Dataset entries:
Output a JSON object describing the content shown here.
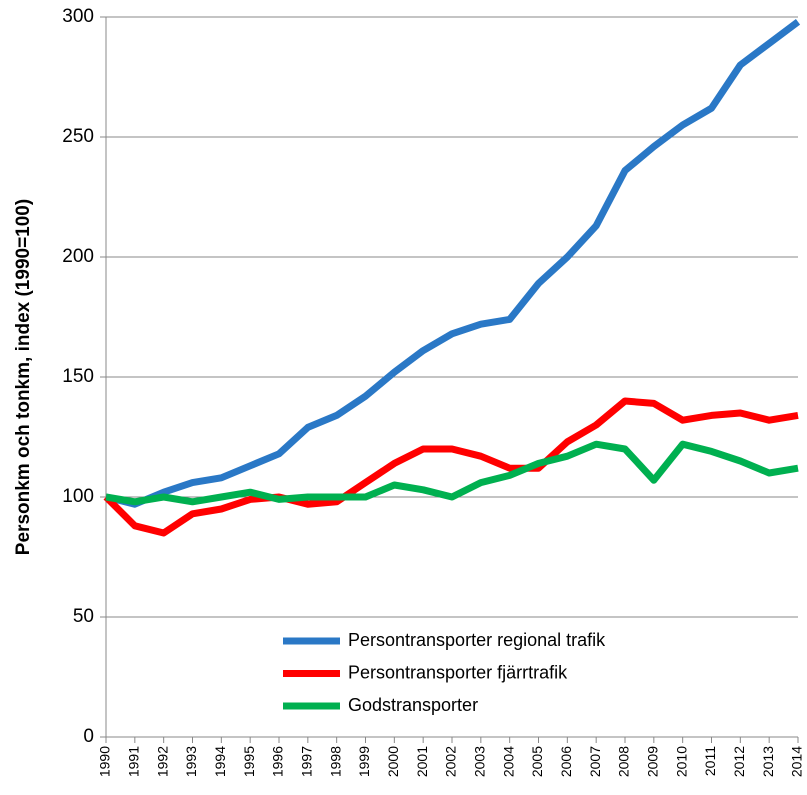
{
  "chart_data": {
    "type": "line",
    "y_label": "Personkm och tonkm, index (1990=100)",
    "categories": [
      "1990",
      "1991",
      "1992",
      "1993",
      "1994",
      "1995",
      "1996",
      "1997",
      "1998",
      "1999",
      "2000",
      "2001",
      "2002",
      "2003",
      "2004",
      "2005",
      "2006",
      "2007",
      "2008",
      "2009",
      "2010",
      "2011",
      "2012",
      "2013",
      "2014"
    ],
    "series": [
      {
        "name": "Persontransporter regional trafik",
        "color": "#2a78c6",
        "values": [
          100,
          97,
          102,
          106,
          108,
          113,
          118,
          129,
          134,
          142,
          152,
          161,
          168,
          172,
          174,
          189,
          200,
          213,
          236,
          246,
          255,
          262,
          280,
          289,
          298
        ]
      },
      {
        "name": "Persontransporter fjärrtrafik",
        "color": "#ff0000",
        "values": [
          100,
          88,
          85,
          93,
          95,
          99,
          100,
          97,
          98,
          106,
          114,
          120,
          120,
          117,
          112,
          112,
          123,
          130,
          140,
          139,
          132,
          134,
          135,
          132,
          134
        ]
      },
      {
        "name": "Godstransporter",
        "color": "#00b050",
        "values": [
          100,
          98,
          100,
          98,
          100,
          102,
          99,
          100,
          100,
          100,
          105,
          103,
          100,
          106,
          109,
          114,
          117,
          122,
          120,
          107,
          122,
          119,
          115,
          110,
          112
        ]
      }
    ],
    "ylim": [
      0,
      300
    ],
    "yticks": [
      0,
      50,
      100,
      150,
      200,
      250,
      300
    ],
    "grid": true,
    "legend": "bottom"
  }
}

*DIRECTION*
Restate each entry word for word, please, but drop any images it holds.

*TASK ANSWER*
Output a JSON object describing the content shown here.
{
  "chart_data": {
    "type": "line",
    "y_label": "Personkm och tonkm, index (1990=100)",
    "categories": [
      "1990",
      "1991",
      "1992",
      "1993",
      "1994",
      "1995",
      "1996",
      "1997",
      "1998",
      "1999",
      "2000",
      "2001",
      "2002",
      "2003",
      "2004",
      "2005",
      "2006",
      "2007",
      "2008",
      "2009",
      "2010",
      "2011",
      "2012",
      "2013",
      "2014"
    ],
    "series": [
      {
        "name": "Persontransporter regional trafik",
        "color": "#2a78c6",
        "values": [
          100,
          97,
          102,
          106,
          108,
          113,
          118,
          129,
          134,
          142,
          152,
          161,
          168,
          172,
          174,
          189,
          200,
          213,
          236,
          246,
          255,
          262,
          280,
          289,
          298
        ]
      },
      {
        "name": "Persontransporter fjärrtrafik",
        "color": "#ff0000",
        "values": [
          100,
          88,
          85,
          93,
          95,
          99,
          100,
          97,
          98,
          106,
          114,
          120,
          120,
          117,
          112,
          112,
          123,
          130,
          140,
          139,
          132,
          134,
          135,
          132,
          134
        ]
      },
      {
        "name": "Godstransporter",
        "color": "#00b050",
        "values": [
          100,
          98,
          100,
          98,
          100,
          102,
          99,
          100,
          100,
          100,
          105,
          103,
          100,
          106,
          109,
          114,
          117,
          122,
          120,
          107,
          122,
          119,
          115,
          110,
          112
        ]
      }
    ],
    "ylim": [
      0,
      300
    ],
    "yticks": [
      0,
      50,
      100,
      150,
      200,
      250,
      300
    ],
    "grid": true,
    "legend": "bottom"
  }
}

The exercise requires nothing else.